• _RECORD EXTRACTS_
···

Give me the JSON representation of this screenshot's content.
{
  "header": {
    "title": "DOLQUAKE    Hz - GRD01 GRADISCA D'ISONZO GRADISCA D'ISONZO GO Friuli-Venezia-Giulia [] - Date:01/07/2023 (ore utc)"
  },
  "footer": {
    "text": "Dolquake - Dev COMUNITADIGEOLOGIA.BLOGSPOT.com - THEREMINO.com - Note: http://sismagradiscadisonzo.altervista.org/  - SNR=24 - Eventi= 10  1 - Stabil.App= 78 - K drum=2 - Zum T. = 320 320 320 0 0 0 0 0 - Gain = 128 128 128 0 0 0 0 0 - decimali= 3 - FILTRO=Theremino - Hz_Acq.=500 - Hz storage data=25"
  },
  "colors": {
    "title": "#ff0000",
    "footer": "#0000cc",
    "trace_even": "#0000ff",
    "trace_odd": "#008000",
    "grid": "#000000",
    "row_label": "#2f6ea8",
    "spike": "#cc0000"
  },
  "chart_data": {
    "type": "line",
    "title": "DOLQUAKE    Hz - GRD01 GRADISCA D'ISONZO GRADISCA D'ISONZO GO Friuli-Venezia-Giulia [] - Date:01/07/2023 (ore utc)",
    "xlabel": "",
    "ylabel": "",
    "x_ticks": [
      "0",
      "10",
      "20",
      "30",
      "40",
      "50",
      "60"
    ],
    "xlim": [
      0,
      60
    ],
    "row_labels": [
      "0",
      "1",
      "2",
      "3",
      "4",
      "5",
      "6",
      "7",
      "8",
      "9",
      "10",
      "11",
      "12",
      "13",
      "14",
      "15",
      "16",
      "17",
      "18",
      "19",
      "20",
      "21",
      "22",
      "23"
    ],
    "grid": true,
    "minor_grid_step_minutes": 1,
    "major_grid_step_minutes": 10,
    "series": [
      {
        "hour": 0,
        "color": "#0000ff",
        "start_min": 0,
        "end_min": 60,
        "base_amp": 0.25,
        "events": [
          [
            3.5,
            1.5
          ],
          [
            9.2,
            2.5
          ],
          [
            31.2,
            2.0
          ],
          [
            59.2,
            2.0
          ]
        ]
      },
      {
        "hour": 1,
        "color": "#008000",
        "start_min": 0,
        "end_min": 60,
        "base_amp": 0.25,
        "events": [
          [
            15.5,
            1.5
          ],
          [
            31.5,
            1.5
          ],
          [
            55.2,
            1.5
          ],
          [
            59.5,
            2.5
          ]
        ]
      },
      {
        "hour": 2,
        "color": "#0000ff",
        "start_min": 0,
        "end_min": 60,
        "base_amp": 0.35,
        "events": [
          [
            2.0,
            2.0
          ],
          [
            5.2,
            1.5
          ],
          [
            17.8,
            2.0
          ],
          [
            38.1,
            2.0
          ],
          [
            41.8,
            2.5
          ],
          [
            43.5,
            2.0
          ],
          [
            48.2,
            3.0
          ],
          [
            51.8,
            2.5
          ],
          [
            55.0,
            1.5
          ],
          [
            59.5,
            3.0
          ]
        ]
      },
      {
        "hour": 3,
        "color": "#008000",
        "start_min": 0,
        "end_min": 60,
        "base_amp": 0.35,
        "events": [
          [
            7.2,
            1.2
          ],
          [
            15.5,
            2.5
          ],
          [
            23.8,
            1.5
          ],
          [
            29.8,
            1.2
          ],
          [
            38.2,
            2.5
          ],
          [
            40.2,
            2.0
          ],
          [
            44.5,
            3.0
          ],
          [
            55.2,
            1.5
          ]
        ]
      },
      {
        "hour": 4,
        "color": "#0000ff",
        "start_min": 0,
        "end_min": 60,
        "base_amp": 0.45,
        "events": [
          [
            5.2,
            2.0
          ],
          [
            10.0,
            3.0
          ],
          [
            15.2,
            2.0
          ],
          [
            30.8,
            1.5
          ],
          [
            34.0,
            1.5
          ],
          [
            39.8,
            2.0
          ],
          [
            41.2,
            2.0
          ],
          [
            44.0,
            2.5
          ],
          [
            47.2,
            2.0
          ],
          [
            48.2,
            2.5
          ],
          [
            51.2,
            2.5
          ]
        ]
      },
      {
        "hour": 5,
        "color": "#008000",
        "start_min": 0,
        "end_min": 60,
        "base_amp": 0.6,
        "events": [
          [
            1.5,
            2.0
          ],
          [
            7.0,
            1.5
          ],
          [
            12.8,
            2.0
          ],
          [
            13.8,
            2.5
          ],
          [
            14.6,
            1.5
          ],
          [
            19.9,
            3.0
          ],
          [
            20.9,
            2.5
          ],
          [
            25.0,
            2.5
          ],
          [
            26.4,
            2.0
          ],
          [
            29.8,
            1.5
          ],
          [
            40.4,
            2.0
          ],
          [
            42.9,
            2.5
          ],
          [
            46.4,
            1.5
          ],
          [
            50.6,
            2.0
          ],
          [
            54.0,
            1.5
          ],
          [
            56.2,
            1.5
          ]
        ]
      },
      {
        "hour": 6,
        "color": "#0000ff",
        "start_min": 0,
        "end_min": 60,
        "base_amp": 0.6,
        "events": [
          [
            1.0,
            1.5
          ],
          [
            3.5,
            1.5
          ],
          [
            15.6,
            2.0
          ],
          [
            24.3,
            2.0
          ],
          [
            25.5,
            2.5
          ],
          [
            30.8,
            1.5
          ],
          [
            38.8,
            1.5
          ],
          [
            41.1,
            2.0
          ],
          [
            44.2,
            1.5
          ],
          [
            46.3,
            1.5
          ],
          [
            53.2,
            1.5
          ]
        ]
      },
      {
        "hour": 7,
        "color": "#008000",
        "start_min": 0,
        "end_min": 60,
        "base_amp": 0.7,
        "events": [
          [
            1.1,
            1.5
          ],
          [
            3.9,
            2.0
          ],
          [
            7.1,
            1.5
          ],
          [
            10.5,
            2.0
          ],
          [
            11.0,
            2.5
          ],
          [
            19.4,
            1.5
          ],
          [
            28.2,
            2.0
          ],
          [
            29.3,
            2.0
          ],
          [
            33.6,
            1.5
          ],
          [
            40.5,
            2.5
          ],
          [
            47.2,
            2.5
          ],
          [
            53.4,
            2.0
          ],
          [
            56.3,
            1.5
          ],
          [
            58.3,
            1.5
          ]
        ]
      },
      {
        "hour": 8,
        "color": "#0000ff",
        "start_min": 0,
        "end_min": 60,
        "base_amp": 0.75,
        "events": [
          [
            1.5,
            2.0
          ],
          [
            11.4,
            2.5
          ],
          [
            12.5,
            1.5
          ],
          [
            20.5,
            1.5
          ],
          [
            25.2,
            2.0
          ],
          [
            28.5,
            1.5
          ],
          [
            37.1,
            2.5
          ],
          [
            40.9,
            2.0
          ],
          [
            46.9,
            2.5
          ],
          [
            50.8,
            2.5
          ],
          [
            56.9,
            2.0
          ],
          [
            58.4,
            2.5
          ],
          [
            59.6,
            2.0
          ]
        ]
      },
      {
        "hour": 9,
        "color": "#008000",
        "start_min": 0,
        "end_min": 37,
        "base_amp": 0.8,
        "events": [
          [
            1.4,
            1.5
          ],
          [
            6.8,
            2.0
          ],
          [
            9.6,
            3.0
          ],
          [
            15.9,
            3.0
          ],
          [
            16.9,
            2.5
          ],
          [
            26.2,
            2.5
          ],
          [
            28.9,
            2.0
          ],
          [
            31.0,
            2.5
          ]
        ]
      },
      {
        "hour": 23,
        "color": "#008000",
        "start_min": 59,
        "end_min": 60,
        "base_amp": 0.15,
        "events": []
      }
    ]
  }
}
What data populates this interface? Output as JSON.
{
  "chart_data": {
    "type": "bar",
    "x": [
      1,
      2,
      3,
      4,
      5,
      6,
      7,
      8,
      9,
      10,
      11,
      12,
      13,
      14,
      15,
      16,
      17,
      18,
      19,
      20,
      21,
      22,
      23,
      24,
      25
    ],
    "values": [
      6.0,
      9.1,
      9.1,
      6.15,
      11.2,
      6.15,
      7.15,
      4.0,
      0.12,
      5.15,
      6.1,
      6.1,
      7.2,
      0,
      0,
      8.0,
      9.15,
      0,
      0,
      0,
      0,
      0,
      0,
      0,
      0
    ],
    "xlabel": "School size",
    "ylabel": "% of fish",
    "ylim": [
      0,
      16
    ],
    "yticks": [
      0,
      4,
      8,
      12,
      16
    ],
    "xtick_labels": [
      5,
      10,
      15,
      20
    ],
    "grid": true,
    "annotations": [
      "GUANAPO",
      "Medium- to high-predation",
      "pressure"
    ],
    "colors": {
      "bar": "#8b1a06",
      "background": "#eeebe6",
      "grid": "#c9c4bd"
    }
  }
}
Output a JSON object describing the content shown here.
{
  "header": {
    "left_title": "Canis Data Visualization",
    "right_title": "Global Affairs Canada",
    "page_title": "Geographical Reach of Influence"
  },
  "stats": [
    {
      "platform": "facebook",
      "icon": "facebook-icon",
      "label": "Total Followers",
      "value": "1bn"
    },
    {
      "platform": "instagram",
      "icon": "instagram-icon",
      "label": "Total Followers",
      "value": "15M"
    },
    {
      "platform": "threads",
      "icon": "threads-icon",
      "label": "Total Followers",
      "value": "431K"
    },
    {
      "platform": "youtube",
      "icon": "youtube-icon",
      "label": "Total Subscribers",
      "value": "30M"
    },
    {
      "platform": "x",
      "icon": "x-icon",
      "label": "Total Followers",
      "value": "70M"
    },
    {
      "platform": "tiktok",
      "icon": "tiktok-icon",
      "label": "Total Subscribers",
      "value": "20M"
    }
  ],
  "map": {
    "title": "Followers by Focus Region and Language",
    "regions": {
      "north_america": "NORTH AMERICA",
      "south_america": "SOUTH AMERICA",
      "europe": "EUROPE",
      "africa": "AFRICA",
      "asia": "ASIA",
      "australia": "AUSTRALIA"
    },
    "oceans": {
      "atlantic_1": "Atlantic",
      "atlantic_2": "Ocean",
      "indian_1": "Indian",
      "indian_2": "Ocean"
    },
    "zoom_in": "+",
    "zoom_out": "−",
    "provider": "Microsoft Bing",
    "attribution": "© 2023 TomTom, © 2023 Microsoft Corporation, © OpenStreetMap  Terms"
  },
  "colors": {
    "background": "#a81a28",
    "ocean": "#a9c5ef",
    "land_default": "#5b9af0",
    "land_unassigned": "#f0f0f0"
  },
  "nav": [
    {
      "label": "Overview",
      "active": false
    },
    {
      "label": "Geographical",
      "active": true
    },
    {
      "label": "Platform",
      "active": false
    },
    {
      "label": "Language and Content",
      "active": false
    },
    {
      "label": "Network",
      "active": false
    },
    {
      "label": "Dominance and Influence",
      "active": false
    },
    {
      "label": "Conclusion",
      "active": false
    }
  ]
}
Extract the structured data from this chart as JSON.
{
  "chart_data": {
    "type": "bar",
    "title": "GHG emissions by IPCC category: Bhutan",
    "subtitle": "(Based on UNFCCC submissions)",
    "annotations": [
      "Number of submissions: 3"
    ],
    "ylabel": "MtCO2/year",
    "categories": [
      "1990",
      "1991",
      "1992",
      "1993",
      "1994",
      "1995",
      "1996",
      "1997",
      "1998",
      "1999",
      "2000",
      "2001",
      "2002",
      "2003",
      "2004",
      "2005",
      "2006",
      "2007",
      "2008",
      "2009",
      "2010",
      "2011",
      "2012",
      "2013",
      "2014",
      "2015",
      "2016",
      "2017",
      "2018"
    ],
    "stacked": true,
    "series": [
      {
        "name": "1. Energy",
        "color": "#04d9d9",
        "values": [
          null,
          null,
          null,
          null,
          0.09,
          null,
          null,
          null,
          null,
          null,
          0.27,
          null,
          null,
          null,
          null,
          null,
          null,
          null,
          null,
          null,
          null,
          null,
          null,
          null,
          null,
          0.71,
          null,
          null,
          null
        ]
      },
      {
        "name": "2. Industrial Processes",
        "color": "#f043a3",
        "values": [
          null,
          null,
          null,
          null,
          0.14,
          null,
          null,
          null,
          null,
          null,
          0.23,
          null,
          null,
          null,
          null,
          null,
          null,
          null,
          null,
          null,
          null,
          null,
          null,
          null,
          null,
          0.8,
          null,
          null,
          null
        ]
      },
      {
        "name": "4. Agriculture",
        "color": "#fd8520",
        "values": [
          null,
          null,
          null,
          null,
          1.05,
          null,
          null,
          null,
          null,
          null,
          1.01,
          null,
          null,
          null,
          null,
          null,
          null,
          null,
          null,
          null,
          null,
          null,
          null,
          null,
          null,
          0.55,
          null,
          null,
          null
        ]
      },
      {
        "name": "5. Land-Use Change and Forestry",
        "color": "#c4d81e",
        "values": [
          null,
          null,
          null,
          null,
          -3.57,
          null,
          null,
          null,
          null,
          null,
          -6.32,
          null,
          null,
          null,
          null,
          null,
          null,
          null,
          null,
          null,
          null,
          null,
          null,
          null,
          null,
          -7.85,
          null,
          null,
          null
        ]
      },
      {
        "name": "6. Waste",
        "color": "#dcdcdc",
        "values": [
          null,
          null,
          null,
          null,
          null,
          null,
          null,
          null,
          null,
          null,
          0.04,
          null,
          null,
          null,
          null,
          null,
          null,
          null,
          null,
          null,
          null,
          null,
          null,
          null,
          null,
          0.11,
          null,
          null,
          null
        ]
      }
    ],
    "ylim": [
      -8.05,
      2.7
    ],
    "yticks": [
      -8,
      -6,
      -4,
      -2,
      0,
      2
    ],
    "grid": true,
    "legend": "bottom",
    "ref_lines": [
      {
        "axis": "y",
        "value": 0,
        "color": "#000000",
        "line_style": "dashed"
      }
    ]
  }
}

···

• _INSTRUCTION_
In the records above, find each line that holds the word "Influence"; copy all such lines.

• _COMPLETE OUTPUT_
    "page_title": "Geographical Reach of Influence"
      "label": "Dominance and Influence",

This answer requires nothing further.